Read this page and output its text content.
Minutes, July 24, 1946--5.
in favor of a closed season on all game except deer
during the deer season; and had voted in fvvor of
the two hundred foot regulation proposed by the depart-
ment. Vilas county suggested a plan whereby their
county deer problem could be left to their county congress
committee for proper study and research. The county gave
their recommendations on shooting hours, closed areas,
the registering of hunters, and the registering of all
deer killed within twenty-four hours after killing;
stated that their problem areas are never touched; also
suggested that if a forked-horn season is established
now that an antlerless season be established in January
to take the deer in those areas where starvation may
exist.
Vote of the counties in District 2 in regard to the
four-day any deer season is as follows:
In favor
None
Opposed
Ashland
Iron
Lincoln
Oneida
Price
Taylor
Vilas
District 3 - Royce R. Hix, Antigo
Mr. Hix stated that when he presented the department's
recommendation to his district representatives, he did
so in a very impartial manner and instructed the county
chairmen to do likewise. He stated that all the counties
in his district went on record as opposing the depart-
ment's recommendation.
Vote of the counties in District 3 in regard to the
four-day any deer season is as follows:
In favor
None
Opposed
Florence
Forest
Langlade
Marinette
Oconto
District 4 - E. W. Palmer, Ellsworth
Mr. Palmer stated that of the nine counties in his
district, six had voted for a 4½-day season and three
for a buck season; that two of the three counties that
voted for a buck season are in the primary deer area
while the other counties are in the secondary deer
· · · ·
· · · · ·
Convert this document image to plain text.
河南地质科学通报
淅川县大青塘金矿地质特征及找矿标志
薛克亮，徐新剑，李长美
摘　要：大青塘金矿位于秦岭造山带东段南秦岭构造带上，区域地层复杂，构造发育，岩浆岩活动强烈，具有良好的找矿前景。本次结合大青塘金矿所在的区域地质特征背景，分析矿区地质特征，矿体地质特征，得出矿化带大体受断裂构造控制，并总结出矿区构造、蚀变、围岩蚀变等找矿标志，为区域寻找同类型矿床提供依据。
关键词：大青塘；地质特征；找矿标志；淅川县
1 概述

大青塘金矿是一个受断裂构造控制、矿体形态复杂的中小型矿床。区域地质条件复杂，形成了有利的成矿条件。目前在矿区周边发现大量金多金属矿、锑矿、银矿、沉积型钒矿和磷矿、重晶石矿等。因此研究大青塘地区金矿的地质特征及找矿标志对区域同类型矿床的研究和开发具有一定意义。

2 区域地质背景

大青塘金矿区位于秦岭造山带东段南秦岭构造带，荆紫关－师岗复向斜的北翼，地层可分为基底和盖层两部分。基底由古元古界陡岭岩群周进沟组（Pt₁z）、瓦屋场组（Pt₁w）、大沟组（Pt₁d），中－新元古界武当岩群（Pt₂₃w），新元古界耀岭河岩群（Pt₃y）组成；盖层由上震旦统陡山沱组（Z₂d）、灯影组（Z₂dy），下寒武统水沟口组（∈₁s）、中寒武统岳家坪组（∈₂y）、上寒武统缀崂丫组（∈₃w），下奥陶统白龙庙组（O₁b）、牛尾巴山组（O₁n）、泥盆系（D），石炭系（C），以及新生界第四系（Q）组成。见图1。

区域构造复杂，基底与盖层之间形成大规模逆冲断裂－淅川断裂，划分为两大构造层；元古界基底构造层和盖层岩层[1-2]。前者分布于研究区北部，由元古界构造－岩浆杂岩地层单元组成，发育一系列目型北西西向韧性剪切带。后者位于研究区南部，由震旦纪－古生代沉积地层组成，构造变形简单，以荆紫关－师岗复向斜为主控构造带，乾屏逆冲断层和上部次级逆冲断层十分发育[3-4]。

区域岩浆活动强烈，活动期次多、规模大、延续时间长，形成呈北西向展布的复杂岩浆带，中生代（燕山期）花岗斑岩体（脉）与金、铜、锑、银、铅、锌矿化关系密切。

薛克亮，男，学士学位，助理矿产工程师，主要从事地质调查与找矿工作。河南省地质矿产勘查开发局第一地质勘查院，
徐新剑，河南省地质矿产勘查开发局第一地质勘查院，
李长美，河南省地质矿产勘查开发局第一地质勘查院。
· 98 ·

○ ○ ○ ○

_PROMPT_
In the records above, find each line with the word "county" and copy it.

_FINAL RESULT_
ment. Vilas county suggested a plan whereby their
county deer problem could be left to their county congress
committee for proper study and research. The county gave
so in a very impartial manner and instructed the county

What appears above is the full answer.